==== Provided information ====

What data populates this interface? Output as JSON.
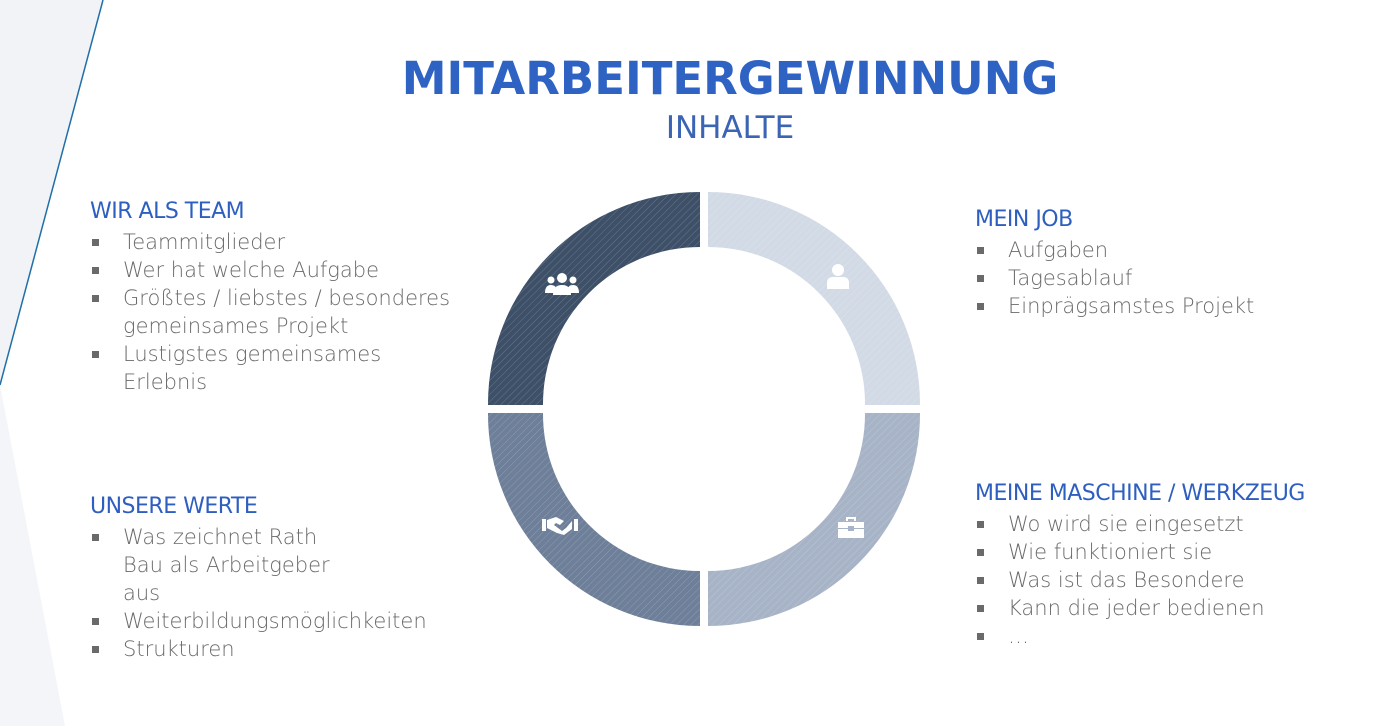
{
  "title": "MITARBEITERGEWINNUNG",
  "subtitle": "INHALTE",
  "colors": {
    "accent": "#2e63c4",
    "segment_team": "#3d5068",
    "segment_job": "#d2dae6",
    "segment_werte": "#6e7f99",
    "segment_maschine": "#a7b3c6",
    "text": "#6a6a6a"
  },
  "sections": {
    "team": {
      "heading": "WIR ALS TEAM",
      "icon": "group-icon",
      "items": [
        "Teammitglieder",
        "Wer hat welche Aufgabe",
        "Größtes / liebstes / besonderes gemeinsames Projekt",
        "Lustigstes gemeinsames Erlebnis"
      ]
    },
    "job": {
      "heading": "MEIN JOB",
      "icon": "person-icon",
      "items": [
        "Aufgaben",
        "Tagesablauf",
        "Einprägsamstes Projekt"
      ]
    },
    "werte": {
      "heading": "UNSERE WERTE",
      "icon": "handshake-icon",
      "items": [
        "Was zeichnet Rath Bau als Arbeitgeber aus",
        "Weiterbildungsmöglichkeiten",
        "Strukturen"
      ]
    },
    "maschine": {
      "heading": "MEINE MASCHINE / WERKZEUG",
      "icon": "toolbox-icon",
      "items": [
        "Wo wird sie eingesetzt",
        "Wie funktioniert sie",
        "Was ist das Besondere",
        "Kann die jeder bedienen",
        "…"
      ]
    }
  }
}
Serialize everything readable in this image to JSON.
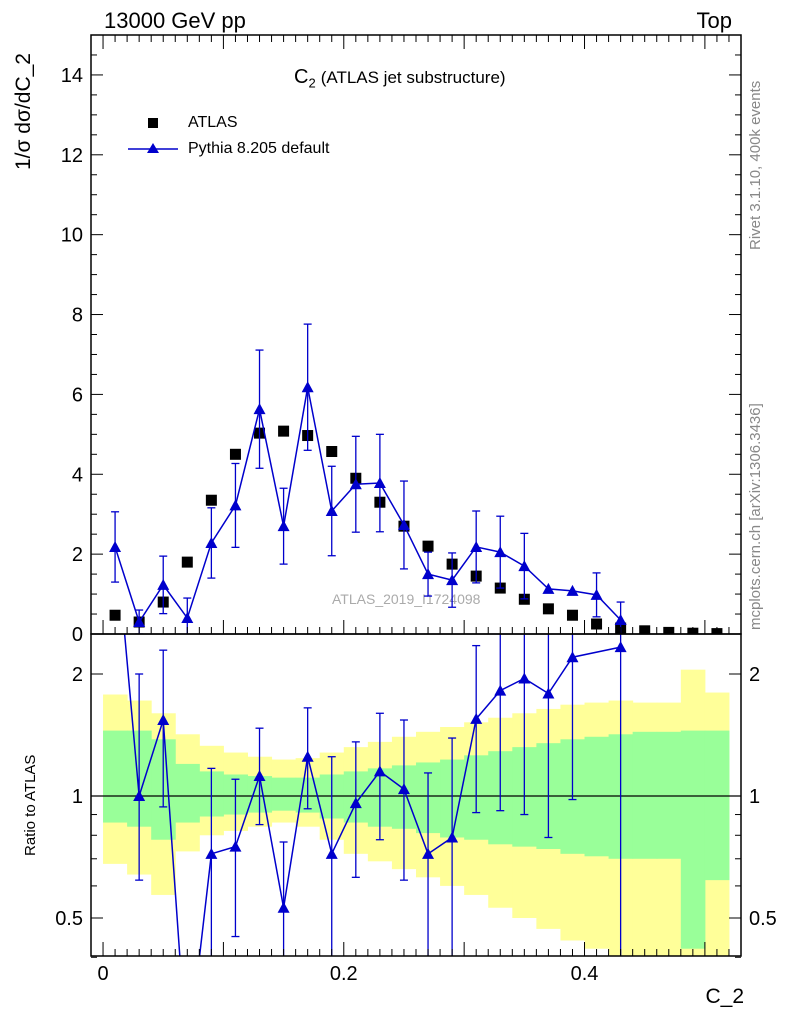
{
  "header": {
    "left": "13000 GeV pp",
    "right": "Top"
  },
  "side_labels": {
    "rivet": "Rivet 3.1.10,  400k events",
    "mcplots": "mcplots.cern.ch [arXiv:1306.3436]"
  },
  "plot_title": "(ATLAS jet substructure)",
  "plot_title_symbol": "C",
  "plot_title_sub": "2",
  "watermark": "ATLAS_2019_I1724098",
  "chart_data": [
    {
      "type": "scatter",
      "panel": "main",
      "ylabel": "1/σ dσ/dC_2",
      "xlim": [
        -0.01,
        0.53
      ],
      "ylim": [
        0,
        15
      ],
      "yticks": [
        0,
        2,
        4,
        6,
        8,
        10,
        12,
        14
      ],
      "legend_position": "top-left",
      "x": [
        0.01,
        0.03,
        0.05,
        0.07,
        0.09,
        0.11,
        0.13,
        0.15,
        0.17,
        0.19,
        0.21,
        0.23,
        0.25,
        0.27,
        0.29,
        0.31,
        0.33,
        0.35,
        0.37,
        0.39,
        0.41,
        0.43,
        0.45,
        0.47,
        0.49,
        0.51
      ],
      "series": [
        {
          "name": "ATLAS",
          "marker": "square",
          "color": "#000000",
          "values": [
            0.47,
            0.3,
            0.8,
            1.8,
            3.35,
            4.5,
            5.03,
            5.08,
            4.97,
            4.57,
            3.9,
            3.3,
            2.7,
            2.2,
            1.75,
            1.45,
            1.15,
            0.87,
            0.63,
            0.47,
            0.25,
            0.15,
            0.08,
            0.04,
            0.02,
            0.01
          ]
        },
        {
          "name": "Pythia 8.205 default",
          "marker": "triangle",
          "color": "#0000cc",
          "values": [
            2.18,
            0.3,
            1.23,
            0.4,
            2.28,
            3.22,
            5.63,
            2.7,
            6.18,
            3.08,
            3.75,
            3.78,
            2.73,
            1.5,
            1.35,
            2.18,
            2.05,
            1.7,
            1.13,
            1.08,
            0.98,
            0.35,
            0.0,
            0.0,
            0.0,
            0.0
          ],
          "errors": [
            0.88,
            0.3,
            0.72,
            0.5,
            0.88,
            1.05,
            1.48,
            0.95,
            1.58,
            1.12,
            1.2,
            1.22,
            1.1,
            0.55,
            0.68,
            0.9,
            0.9,
            0.82,
            0.0,
            0.0,
            0.55,
            0.45,
            0.0,
            0.0,
            0.0,
            0.0
          ]
        }
      ]
    },
    {
      "type": "line",
      "panel": "ratio",
      "xlabel": "C_2",
      "ylabel": "Ratio to ATLAS",
      "log_y": true,
      "xlim": [
        -0.01,
        0.53
      ],
      "ylim": [
        0.4,
        2.3
      ],
      "yticks": [
        0.5,
        1,
        2
      ],
      "xticks": [
        0,
        0.2,
        0.4
      ],
      "bands": [
        {
          "name": "ATLAS uncertainty (outer)",
          "color": "#ffff99",
          "lower": [
            0.68,
            0.64,
            0.57,
            0.73,
            0.8,
            0.82,
            0.84,
            0.86,
            0.84,
            0.78,
            0.72,
            0.69,
            0.66,
            0.63,
            0.6,
            0.57,
            0.53,
            0.5,
            0.47,
            0.44,
            0.42,
            0.4,
            0.4,
            0.4,
            0.36,
            0.38
          ],
          "upper": [
            1.78,
            1.72,
            1.6,
            1.42,
            1.33,
            1.28,
            1.25,
            1.23,
            1.24,
            1.28,
            1.32,
            1.36,
            1.4,
            1.44,
            1.48,
            1.52,
            1.56,
            1.6,
            1.64,
            1.68,
            1.7,
            1.72,
            1.7,
            1.7,
            2.05,
            1.8
          ]
        },
        {
          "name": "ATLAS uncertainty (inner)",
          "color": "#99ff99",
          "lower": [
            0.86,
            0.84,
            0.78,
            0.86,
            0.89,
            0.9,
            0.91,
            0.92,
            0.91,
            0.88,
            0.86,
            0.84,
            0.83,
            0.81,
            0.79,
            0.78,
            0.76,
            0.75,
            0.74,
            0.72,
            0.71,
            0.7,
            0.7,
            0.7,
            0.42,
            0.62
          ],
          "upper": [
            1.45,
            1.45,
            1.38,
            1.2,
            1.15,
            1.13,
            1.12,
            1.11,
            1.11,
            1.13,
            1.15,
            1.17,
            1.19,
            1.21,
            1.23,
            1.26,
            1.29,
            1.32,
            1.35,
            1.38,
            1.4,
            1.42,
            1.44,
            1.44,
            1.45,
            1.45
          ]
        }
      ],
      "series": [
        {
          "name": "Pythia 8.205 default",
          "color": "#0000cc",
          "x": [
            0.01,
            0.03,
            0.05,
            0.07,
            0.09,
            0.11,
            0.13,
            0.15,
            0.17,
            0.19,
            0.21,
            0.23,
            0.25,
            0.27,
            0.29,
            0.31,
            0.33,
            0.35,
            0.37,
            0.39,
            0.43
          ],
          "values": [
            4.6,
            1.0,
            1.54,
            0.22,
            0.72,
            0.75,
            1.12,
            0.53,
            1.25,
            0.72,
            0.96,
            1.15,
            1.04,
            0.72,
            0.79,
            1.55,
            1.82,
            1.95,
            1.79,
            2.2,
            2.33
          ],
          "err_low": [
            0,
            0.38,
            0.6,
            0,
            0.39,
            0.3,
            0.27,
            0.19,
            0.32,
            0.38,
            0.33,
            0.37,
            0.42,
            0.4,
            0.55,
            0.64,
            0.9,
            1.05,
            1.0,
            1.22,
            2.0
          ],
          "err_high": [
            0,
            1.0,
            0.75,
            0,
            0.45,
            0.35,
            0.35,
            0.24,
            0.4,
            0.53,
            0.4,
            0.45,
            0.5,
            0.42,
            0.6,
            0.8,
            1.0,
            1.0,
            1.0,
            1.0,
            1.0
          ]
        }
      ]
    }
  ]
}
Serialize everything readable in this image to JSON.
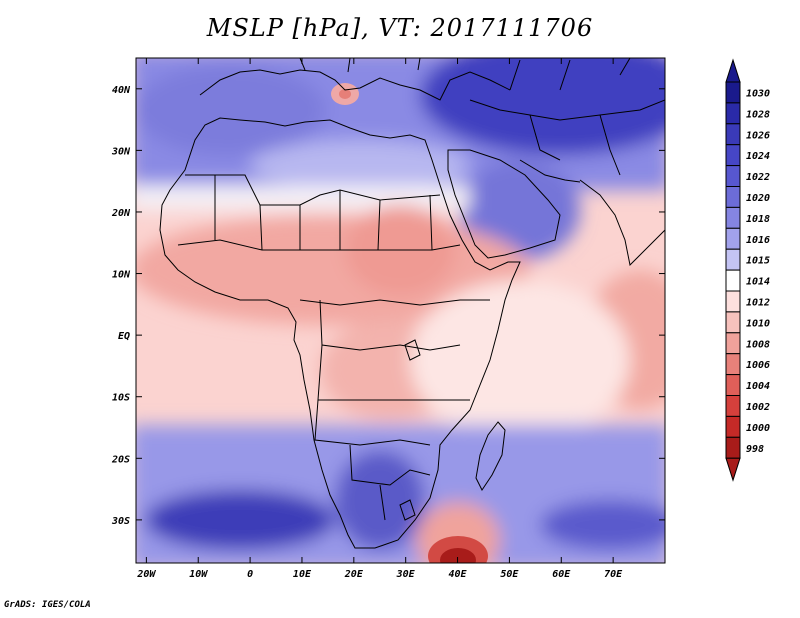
{
  "title": "MSLP [hPa], VT: 2017111706",
  "credit": "GrADS: IGES/COLA",
  "lat_labels": [
    "40N",
    "30N",
    "20N",
    "10N",
    "EQ",
    "10S",
    "20S",
    "30S"
  ],
  "lon_labels": [
    "20W",
    "10W",
    "0",
    "10E",
    "20E",
    "30E",
    "40E",
    "50E",
    "60E",
    "70E"
  ],
  "colorbar": {
    "levels": [
      "1030",
      "1028",
      "1026",
      "1024",
      "1022",
      "1020",
      "1018",
      "1016",
      "1015",
      "1014",
      "1012",
      "1010",
      "1008",
      "1006",
      "1004",
      "1002",
      "1000",
      "998"
    ],
    "colors": [
      "#1a1a8c",
      "#2a2aa8",
      "#3a3ab8",
      "#4646c6",
      "#5757d0",
      "#6c6cd8",
      "#8585e2",
      "#a2a2ec",
      "#c4c4f4",
      "#ffffff",
      "#fde0de",
      "#f7c2bd",
      "#f0a29b",
      "#e8817a",
      "#df5f59",
      "#d5403c",
      "#c52a27",
      "#a81c1a"
    ]
  },
  "map_extent": {
    "lon": [
      -22,
      80
    ],
    "lat": [
      -37,
      45
    ]
  }
}
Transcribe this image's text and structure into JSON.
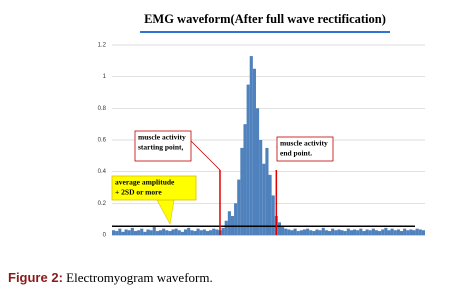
{
  "chart_data": {
    "type": "bar",
    "title": "EMG waveform(After full wave rectification)",
    "values": [
      0.03,
      0.025,
      0.04,
      0.02,
      0.035,
      0.03,
      0.045,
      0.025,
      0.03,
      0.04,
      0.02,
      0.035,
      0.03,
      0.05,
      0.025,
      0.03,
      0.04,
      0.03,
      0.025,
      0.035,
      0.04,
      0.03,
      0.02,
      0.035,
      0.045,
      0.03,
      0.025,
      0.04,
      0.03,
      0.035,
      0.025,
      0.03,
      0.04,
      0.035,
      0.03,
      0.045,
      0.09,
      0.15,
      0.12,
      0.2,
      0.35,
      0.55,
      0.7,
      0.95,
      1.13,
      1.05,
      0.8,
      0.6,
      0.45,
      0.55,
      0.38,
      0.25,
      0.12,
      0.08,
      0.05,
      0.04,
      0.035,
      0.03,
      0.04,
      0.025,
      0.03,
      0.035,
      0.04,
      0.03,
      0.025,
      0.035,
      0.03,
      0.045,
      0.03,
      0.025,
      0.04,
      0.03,
      0.035,
      0.03,
      0.025,
      0.04,
      0.03,
      0.035,
      0.03,
      0.04,
      0.025,
      0.035,
      0.03,
      0.04,
      0.03,
      0.025,
      0.035,
      0.045,
      0.03,
      0.04,
      0.03,
      0.035,
      0.025,
      0.04,
      0.03,
      0.035,
      0.03,
      0.04,
      0.035,
      0.03
    ],
    "color": "#4f81bd",
    "ylim": [
      0,
      1.2
    ],
    "yticks": [
      0,
      0.2,
      0.4,
      0.6,
      0.8,
      1,
      1.2
    ],
    "grid": true,
    "threshold": 0.055,
    "annotations": [
      {
        "lines": [
          "muscle activity",
          "starting point,"
        ],
        "x": 34
      },
      {
        "lines": [
          "muscle activity",
          "end point."
        ],
        "x": 52
      },
      {
        "lines": [
          "average amplitude",
          "+ 2SD or more"
        ]
      }
    ]
  },
  "caption": {
    "label": "Figure 2:",
    "text": " Electromyogram waveform."
  }
}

====

Reply with only the number of lines in the entries that contain the word "uncertainty".

Final result: 2